[Task to complete]:
Every line below should be copied exactly; drop the pictures.

[Records from a dataset]:
────────────────────────────────────────
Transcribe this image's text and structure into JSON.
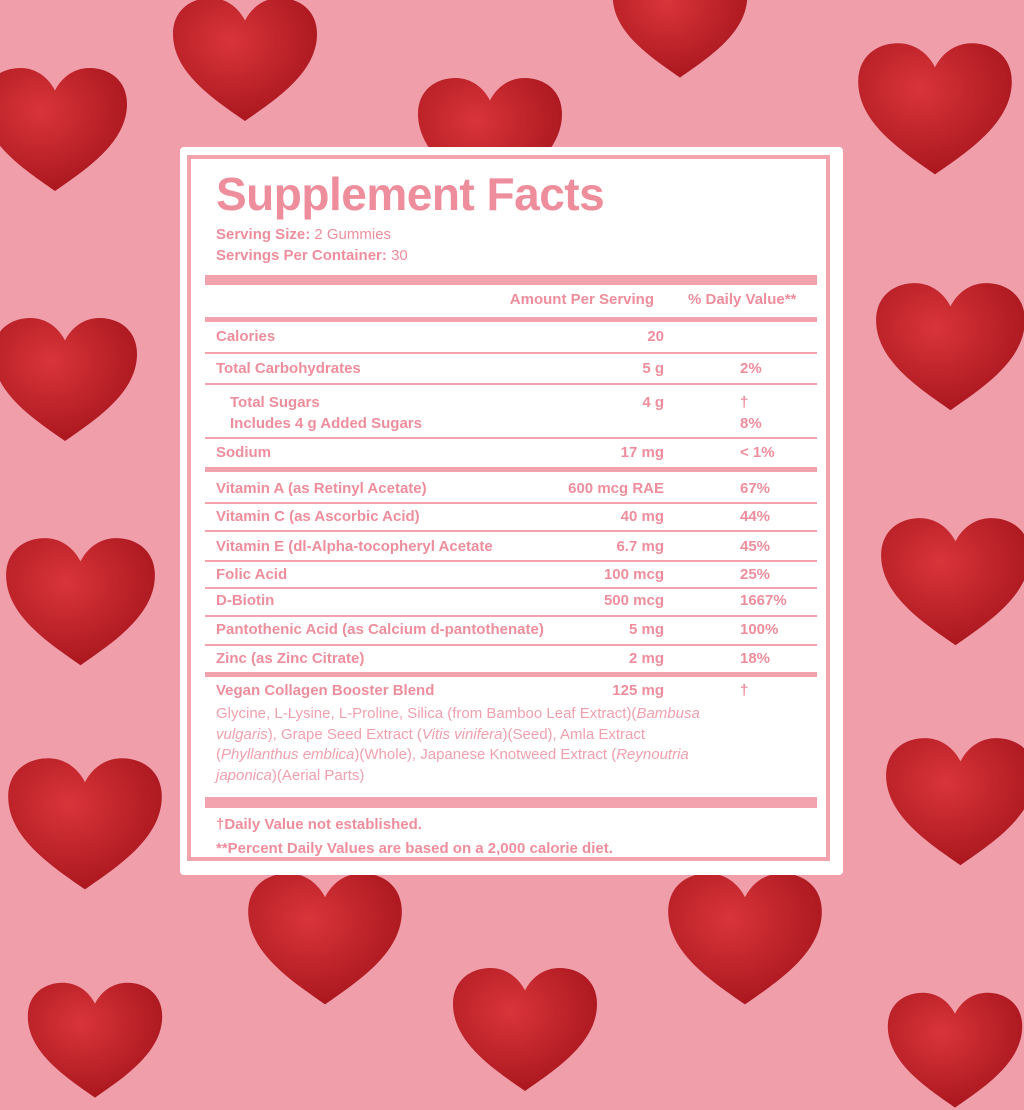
{
  "colors": {
    "background": "#ef9eaa",
    "accent": "#f2a3ae",
    "text": "#ee8e9c",
    "heart": "#c4252b"
  },
  "label": {
    "title": "Supplement Facts",
    "serving_size_label": "Serving Size:",
    "serving_size_value": "2 Gummies",
    "servings_label": "Servings Per Container:",
    "servings_value": "30",
    "header_amount": "Amount Per Serving",
    "header_dv": "% Daily Value**",
    "rows": [
      {
        "name": "Calories",
        "amount": "20",
        "dv": ""
      },
      {
        "name": "Total Carbohydrates",
        "amount": "5 g",
        "dv": "2%"
      },
      {
        "name": "Total Sugars",
        "amount": "4 g",
        "dv": "†"
      },
      {
        "name": "Includes 4 g Added Sugars",
        "amount": "",
        "dv": "8%"
      },
      {
        "name": "Sodium",
        "amount": "17 mg",
        "dv": "< 1%"
      },
      {
        "name": "Vitamin A (as Retinyl Acetate)",
        "amount": "600 mcg RAE",
        "dv": "67%"
      },
      {
        "name": "Vitamin C (as Ascorbic Acid)",
        "amount": "40 mg",
        "dv": "44%"
      },
      {
        "name": "Vitamin E (dl-Alpha-tocopheryl Acetate",
        "amount": "6.7 mg",
        "dv": "45%"
      },
      {
        "name": "Folic Acid",
        "amount": "100 mcg",
        "dv": "25%"
      },
      {
        "name": "D-Biotin",
        "amount": "500 mcg",
        "dv": "1667%"
      },
      {
        "name": "Pantothenic Acid (as Calcium d-pantothenate)",
        "amount": "5 mg",
        "dv": "100%"
      },
      {
        "name": "Zinc (as Zinc Citrate)",
        "amount": "2 mg",
        "dv": "18%"
      },
      {
        "name": "Vegan Collagen Booster Blend",
        "amount": "125 mg",
        "dv": "†"
      }
    ],
    "blend_ingredients": [
      {
        "text": "Glycine, L-Lysine, L-Proline, Silica (from Bamboo Leaf Extract)(",
        "italic": false
      },
      {
        "text": "Bambusa vulgaris",
        "italic": true
      },
      {
        "text": "), Grape Seed Extract (",
        "italic": false
      },
      {
        "text": "Vitis vinifera",
        "italic": true
      },
      {
        "text": ")(Seed), Amla Extract (",
        "italic": false
      },
      {
        "text": "Phyllanthus emblica",
        "italic": true
      },
      {
        "text": ")(Whole), Japanese Knotweed Extract (",
        "italic": false
      },
      {
        "text": "Reynoutria japonica",
        "italic": true
      },
      {
        "text": ")(Aerial Parts)",
        "italic": false
      }
    ],
    "footnote_1": "†Daily Value not established.",
    "footnote_2": "**Percent Daily Values are based on a 2,000 calorie diet."
  }
}
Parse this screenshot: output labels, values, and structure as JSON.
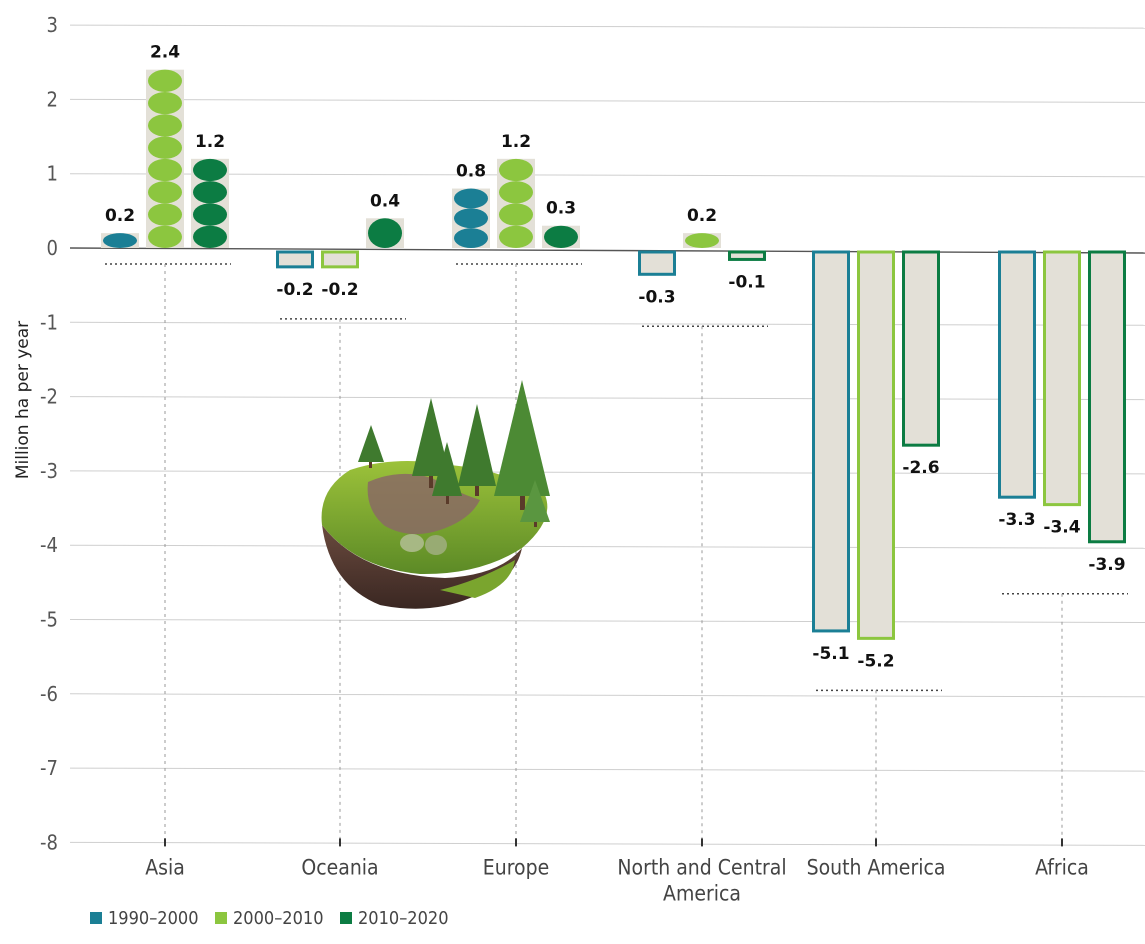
{
  "chart_data": {
    "type": "bar",
    "ylabel": "Million ha per year",
    "ylim": [
      -8,
      3
    ],
    "yticks": [
      3,
      2,
      1,
      0,
      -1,
      -2,
      -3,
      -4,
      -5,
      -6,
      -7,
      -8
    ],
    "grid": true,
    "legend_position": "bottom-left",
    "categories": [
      "Asia",
      "Oceania",
      "Europe",
      "North and Central America",
      "South America",
      "Africa"
    ],
    "category_lines": [
      [
        "Asia"
      ],
      [
        "Oceania"
      ],
      [
        "Europe"
      ],
      [
        "North and Central",
        "America"
      ],
      [
        "South America"
      ],
      [
        "Africa"
      ]
    ],
    "series": [
      {
        "name": "1990–2000",
        "color": "#1b7f95",
        "values": [
          0.2,
          -0.2,
          0.8,
          -0.3,
          -5.1,
          -3.3
        ]
      },
      {
        "name": "2000–2010",
        "color": "#8cc63f",
        "values": [
          2.4,
          -0.2,
          1.2,
          0.2,
          -5.2,
          -3.4
        ]
      },
      {
        "name": "2010–2020",
        "color": "#0c7c43",
        "values": [
          1.2,
          0.4,
          0.3,
          -0.1,
          -2.6,
          -3.9
        ]
      }
    ],
    "bar_fill_negative": "#e3e0d7",
    "illustration": "floating-forest-island"
  }
}
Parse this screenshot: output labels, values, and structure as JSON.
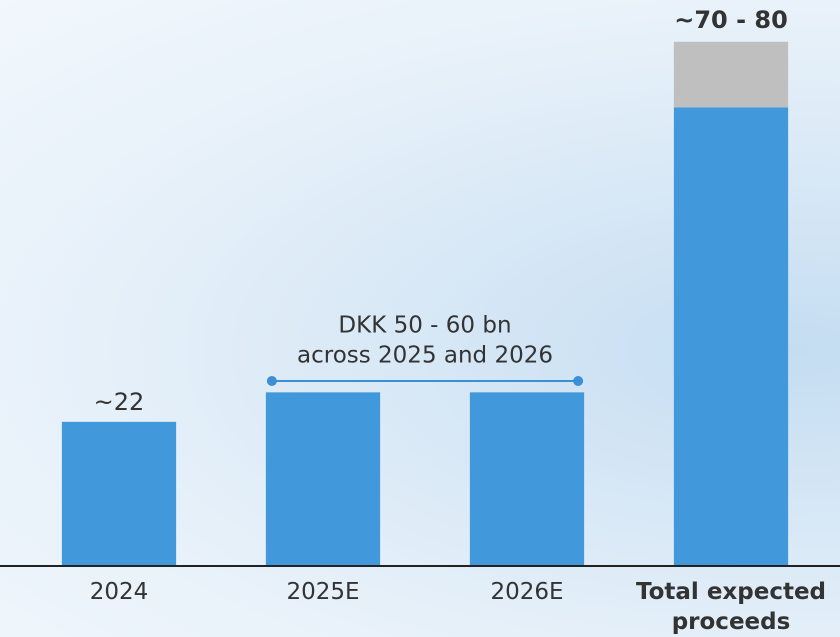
────────────────────────────────────────
[Solution for this problem]:
Transcribe this image's text and structure into JSON.
{
  "colors": {
    "background": "#ef9eaa",
    "accent": "#f2a3ae",
    "text": "#ee8e9c",
    "heart": "#c4252b"
  },
  "label": {
    "title": "Supplement Facts",
    "serving_size_label": "Serving Size:",
    "serving_size_value": "2 Gummies",
    "servings_label": "Servings Per Container:",
    "servings_value": "30",
    "header_amount": "Amount Per Serving",
    "header_dv": "% Daily Value**",
    "rows": [
      {
        "name": "Calories",
        "amount": "20",
        "dv": ""
      },
      {
        "name": "Total Carbohydrates",
        "amount": "5 g",
        "dv": "2%"
      },
      {
        "name": "Total Sugars",
        "amount": "4 g",
        "dv": "†"
      },
      {
        "name": "Includes 4 g Added Sugars",
        "amount": "",
        "dv": "8%"
      },
      {
        "name": "Sodium",
        "amount": "17 mg",
        "dv": "< 1%"
      },
      {
        "name": "Vitamin A (as Retinyl Acetate)",
        "amount": "600 mcg RAE",
        "dv": "67%"
      },
      {
        "name": "Vitamin C (as Ascorbic Acid)",
        "amount": "40 mg",
        "dv": "44%"
      },
      {
        "name": "Vitamin E (dl-Alpha-tocopheryl Acetate",
        "amount": "6.7 mg",
        "dv": "45%"
      },
      {
        "name": "Folic Acid",
        "amount": "100 mcg",
        "dv": "25%"
      },
      {
        "name": "D-Biotin",
        "amount": "500 mcg",
        "dv": "1667%"
      },
      {
        "name": "Pantothenic Acid (as Calcium d-pantothenate)",
        "amount": "5 mg",
        "dv": "100%"
      },
      {
        "name": "Zinc (as Zinc Citrate)",
        "amount": "2 mg",
        "dv": "18%"
      },
      {
        "name": "Vegan Collagen Booster Blend",
        "amount": "125 mg",
        "dv": "†"
      }
    ],
    "blend_ingredients": [
      {
        "text": "Glycine, L-Lysine, L-Proline, Silica (from Bamboo Leaf Extract)(",
        "italic": false
      },
      {
        "text": "Bambusa vulgaris",
        "italic": true
      },
      {
        "text": "), Grape Seed Extract (",
        "italic": false
      },
      {
        "text": "Vitis vinifera",
        "italic": true
      },
      {
        "text": ")(Seed), Amla Extract (",
        "italic": false
      },
      {
        "text": "Phyllanthus emblica",
        "italic": true
      },
      {
        "text": ")(Whole), Japanese Knotweed Extract (",
        "italic": false
      },
      {
        "text": "Reynoutria japonica",
        "italic": true
      },
      {
        "text": ")(Aerial Parts)",
        "italic": false
      }
    ],
    "footnote_1": "†Daily Value not established.",
    "footnote_2": "**Percent Daily Values are based on a 2,000 calorie diet."
  }
}
Parse this screenshot: output labels, values, and structure as JSON.
{
  "chart_data": {
    "type": "bar",
    "ylabel": "Million ha per year",
    "ylim": [
      -8,
      3
    ],
    "yticks": [
      3,
      2,
      1,
      0,
      -1,
      -2,
      -3,
      -4,
      -5,
      -6,
      -7,
      -8
    ],
    "grid": true,
    "legend_position": "bottom-left",
    "categories": [
      "Asia",
      "Oceania",
      "Europe",
      "North and Central America",
      "South America",
      "Africa"
    ],
    "category_lines": [
      [
        "Asia"
      ],
      [
        "Oceania"
      ],
      [
        "Europe"
      ],
      [
        "North and Central",
        "America"
      ],
      [
        "South America"
      ],
      [
        "Africa"
      ]
    ],
    "series": [
      {
        "name": "1990–2000",
        "color": "#1b7f95",
        "values": [
          0.2,
          -0.2,
          0.8,
          -0.3,
          -5.1,
          -3.3
        ]
      },
      {
        "name": "2000–2010",
        "color": "#8cc63f",
        "values": [
          2.4,
          -0.2,
          1.2,
          0.2,
          -5.2,
          -3.4
        ]
      },
      {
        "name": "2010–2020",
        "color": "#0c7c43",
        "values": [
          1.2,
          0.4,
          0.3,
          -0.1,
          -2.6,
          -3.9
        ]
      }
    ],
    "bar_fill_negative": "#e3e0d7",
    "illustration": "floating-forest-island"
  }
}
Parse this screenshot: output labels, values, and structure as JSON.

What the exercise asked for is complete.